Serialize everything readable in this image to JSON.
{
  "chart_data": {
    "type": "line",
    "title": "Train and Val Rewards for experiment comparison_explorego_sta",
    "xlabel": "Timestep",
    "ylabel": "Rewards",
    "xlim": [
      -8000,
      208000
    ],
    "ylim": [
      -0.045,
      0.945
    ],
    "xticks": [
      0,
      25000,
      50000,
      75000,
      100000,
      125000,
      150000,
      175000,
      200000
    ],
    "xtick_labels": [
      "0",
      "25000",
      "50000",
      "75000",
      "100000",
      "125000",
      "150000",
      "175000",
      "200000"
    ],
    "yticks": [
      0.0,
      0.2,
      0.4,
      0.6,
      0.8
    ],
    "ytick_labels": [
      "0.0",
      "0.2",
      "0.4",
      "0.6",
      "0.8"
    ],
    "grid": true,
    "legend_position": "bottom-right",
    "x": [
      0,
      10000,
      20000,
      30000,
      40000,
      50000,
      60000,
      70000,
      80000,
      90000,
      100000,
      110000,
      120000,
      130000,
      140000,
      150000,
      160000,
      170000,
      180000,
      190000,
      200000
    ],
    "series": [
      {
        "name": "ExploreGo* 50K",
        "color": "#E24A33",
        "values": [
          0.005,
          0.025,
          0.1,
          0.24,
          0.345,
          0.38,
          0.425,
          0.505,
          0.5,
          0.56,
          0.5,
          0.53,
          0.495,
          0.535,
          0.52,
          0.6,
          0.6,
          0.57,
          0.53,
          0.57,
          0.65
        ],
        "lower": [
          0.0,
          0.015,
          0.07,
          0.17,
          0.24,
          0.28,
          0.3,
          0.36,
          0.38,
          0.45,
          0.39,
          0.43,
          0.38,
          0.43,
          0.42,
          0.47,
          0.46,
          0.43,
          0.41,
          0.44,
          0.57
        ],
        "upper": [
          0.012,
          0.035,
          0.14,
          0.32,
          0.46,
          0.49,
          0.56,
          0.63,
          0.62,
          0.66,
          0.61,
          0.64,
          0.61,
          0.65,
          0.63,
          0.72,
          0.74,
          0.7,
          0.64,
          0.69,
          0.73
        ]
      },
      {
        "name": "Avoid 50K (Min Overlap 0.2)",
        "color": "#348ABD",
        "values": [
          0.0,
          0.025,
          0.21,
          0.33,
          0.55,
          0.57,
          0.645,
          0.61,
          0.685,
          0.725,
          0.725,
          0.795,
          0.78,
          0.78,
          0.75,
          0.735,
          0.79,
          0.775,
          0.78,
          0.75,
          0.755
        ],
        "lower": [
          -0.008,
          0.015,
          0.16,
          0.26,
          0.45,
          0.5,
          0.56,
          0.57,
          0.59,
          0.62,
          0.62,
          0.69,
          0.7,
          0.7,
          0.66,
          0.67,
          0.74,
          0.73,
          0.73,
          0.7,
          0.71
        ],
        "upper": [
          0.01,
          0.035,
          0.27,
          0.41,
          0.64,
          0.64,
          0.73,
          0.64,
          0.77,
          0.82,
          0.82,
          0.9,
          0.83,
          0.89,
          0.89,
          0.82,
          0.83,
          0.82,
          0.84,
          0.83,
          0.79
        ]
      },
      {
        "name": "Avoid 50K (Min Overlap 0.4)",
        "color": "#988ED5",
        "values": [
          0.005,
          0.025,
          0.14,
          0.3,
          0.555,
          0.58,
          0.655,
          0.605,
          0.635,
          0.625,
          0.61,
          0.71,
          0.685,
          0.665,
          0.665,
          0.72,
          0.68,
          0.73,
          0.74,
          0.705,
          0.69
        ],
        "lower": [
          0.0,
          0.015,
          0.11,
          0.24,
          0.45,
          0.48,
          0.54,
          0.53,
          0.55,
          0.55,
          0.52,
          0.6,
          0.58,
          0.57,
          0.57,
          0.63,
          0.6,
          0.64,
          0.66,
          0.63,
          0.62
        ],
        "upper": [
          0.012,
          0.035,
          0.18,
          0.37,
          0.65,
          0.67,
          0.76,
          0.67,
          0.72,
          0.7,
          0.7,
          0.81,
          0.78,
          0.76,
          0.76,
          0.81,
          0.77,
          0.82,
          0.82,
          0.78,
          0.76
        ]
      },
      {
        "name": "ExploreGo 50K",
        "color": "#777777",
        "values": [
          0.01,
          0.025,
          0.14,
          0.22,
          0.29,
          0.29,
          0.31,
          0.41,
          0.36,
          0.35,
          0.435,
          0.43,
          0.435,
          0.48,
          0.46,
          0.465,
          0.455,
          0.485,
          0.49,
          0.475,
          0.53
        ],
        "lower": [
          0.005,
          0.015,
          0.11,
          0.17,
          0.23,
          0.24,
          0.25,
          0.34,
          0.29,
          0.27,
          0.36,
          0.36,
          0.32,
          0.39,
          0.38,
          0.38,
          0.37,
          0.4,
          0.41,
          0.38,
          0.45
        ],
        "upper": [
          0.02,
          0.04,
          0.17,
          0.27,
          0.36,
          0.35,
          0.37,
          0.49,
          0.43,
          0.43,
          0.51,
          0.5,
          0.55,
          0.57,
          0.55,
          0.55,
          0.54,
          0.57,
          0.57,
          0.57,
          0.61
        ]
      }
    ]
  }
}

-.-.-

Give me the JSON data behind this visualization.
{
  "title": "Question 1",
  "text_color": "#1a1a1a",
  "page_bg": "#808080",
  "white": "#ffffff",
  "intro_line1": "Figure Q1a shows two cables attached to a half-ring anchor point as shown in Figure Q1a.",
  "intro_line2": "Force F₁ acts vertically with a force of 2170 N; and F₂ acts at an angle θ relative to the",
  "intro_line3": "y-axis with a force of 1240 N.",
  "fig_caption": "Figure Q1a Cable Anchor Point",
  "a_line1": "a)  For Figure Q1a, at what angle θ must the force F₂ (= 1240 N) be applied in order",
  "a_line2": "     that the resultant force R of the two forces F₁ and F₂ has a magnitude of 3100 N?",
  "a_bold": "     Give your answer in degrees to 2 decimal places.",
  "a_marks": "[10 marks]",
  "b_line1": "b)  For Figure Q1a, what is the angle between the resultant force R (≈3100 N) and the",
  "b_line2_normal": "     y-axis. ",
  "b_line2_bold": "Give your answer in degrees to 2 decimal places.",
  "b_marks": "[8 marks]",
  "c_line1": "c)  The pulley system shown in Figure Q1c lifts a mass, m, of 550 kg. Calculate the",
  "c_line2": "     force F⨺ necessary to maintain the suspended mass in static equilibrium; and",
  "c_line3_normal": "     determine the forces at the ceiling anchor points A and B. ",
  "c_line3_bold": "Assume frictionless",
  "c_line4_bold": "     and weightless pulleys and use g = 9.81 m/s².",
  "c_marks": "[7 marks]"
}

-.-.-

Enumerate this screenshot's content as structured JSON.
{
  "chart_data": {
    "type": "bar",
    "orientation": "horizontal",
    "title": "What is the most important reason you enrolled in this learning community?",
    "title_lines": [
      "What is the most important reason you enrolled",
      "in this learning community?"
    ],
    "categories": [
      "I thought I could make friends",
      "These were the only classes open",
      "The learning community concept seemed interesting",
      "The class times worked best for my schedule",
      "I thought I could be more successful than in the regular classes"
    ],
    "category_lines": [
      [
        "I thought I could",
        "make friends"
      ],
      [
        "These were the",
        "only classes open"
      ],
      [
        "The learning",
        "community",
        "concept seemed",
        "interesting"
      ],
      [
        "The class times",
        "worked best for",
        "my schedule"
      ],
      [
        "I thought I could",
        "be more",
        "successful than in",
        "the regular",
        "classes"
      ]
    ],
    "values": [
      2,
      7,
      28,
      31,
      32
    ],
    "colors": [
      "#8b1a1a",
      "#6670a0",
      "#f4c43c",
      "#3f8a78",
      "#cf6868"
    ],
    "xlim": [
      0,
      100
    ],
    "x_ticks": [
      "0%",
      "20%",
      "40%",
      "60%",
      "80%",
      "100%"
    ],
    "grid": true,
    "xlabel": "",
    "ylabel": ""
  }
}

-.-.-

* **Task to complete**
Look through the data and gather every line with the string "degrees" in it.

* **Written response**
  "a_bold": "     Give your answer in degrees to 2 decimal places.",
  "b_line2_bold": "Give your answer in degrees to 2 decimal places.",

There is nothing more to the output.